- **Exercise prompt**: For each line below that includes the word "caret", make a copy.

- **Data for this task**:
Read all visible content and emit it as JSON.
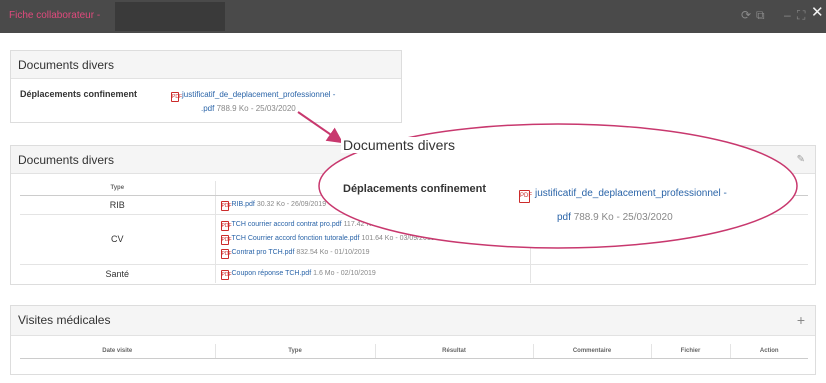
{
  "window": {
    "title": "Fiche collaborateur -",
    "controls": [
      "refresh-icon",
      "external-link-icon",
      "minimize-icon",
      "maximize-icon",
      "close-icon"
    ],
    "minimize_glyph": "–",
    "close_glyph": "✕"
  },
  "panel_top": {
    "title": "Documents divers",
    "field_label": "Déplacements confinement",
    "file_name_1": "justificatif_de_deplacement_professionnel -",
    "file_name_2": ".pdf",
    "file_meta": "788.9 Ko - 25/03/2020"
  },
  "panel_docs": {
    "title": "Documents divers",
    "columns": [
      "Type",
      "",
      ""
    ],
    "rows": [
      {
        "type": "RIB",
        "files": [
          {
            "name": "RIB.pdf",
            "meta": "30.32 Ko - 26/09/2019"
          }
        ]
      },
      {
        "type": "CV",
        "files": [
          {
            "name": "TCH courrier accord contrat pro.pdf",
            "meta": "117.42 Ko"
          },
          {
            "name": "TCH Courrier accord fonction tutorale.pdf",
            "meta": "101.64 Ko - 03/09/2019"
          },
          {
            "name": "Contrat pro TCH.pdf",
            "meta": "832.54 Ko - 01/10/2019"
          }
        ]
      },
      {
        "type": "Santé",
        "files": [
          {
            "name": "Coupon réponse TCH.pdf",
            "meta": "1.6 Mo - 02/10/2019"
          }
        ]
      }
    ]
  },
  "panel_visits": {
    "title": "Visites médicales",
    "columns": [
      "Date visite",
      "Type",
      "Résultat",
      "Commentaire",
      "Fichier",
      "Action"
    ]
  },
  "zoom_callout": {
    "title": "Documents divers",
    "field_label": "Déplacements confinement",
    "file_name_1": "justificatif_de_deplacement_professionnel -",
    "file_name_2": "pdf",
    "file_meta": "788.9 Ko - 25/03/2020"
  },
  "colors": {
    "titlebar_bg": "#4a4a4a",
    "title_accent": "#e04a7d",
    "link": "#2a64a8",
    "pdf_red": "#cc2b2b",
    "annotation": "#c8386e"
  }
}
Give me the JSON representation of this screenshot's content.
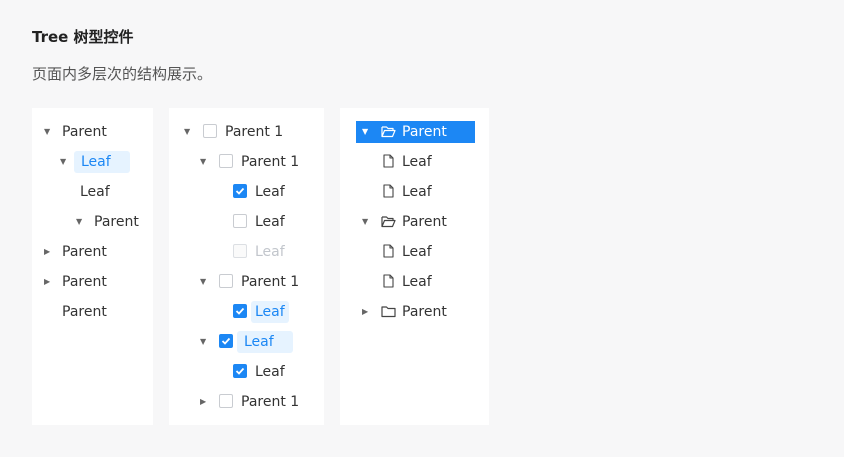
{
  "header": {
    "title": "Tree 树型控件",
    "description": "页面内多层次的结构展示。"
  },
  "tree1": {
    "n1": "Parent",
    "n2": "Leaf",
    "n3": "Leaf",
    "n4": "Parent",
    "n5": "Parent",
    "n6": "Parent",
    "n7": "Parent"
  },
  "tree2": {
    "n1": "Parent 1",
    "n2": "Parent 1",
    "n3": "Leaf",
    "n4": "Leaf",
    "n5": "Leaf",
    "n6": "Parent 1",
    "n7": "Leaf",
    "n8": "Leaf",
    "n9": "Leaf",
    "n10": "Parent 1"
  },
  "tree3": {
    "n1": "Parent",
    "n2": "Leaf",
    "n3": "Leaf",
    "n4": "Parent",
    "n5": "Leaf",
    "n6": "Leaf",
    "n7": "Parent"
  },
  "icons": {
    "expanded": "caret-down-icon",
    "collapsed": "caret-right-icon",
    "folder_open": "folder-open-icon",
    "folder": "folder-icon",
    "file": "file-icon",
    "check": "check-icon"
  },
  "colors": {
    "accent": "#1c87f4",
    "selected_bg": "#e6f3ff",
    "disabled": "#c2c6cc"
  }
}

- **Answer to the problem**:
    "expanded": "caret-down-icon",
    "collapsed": "caret-right-icon",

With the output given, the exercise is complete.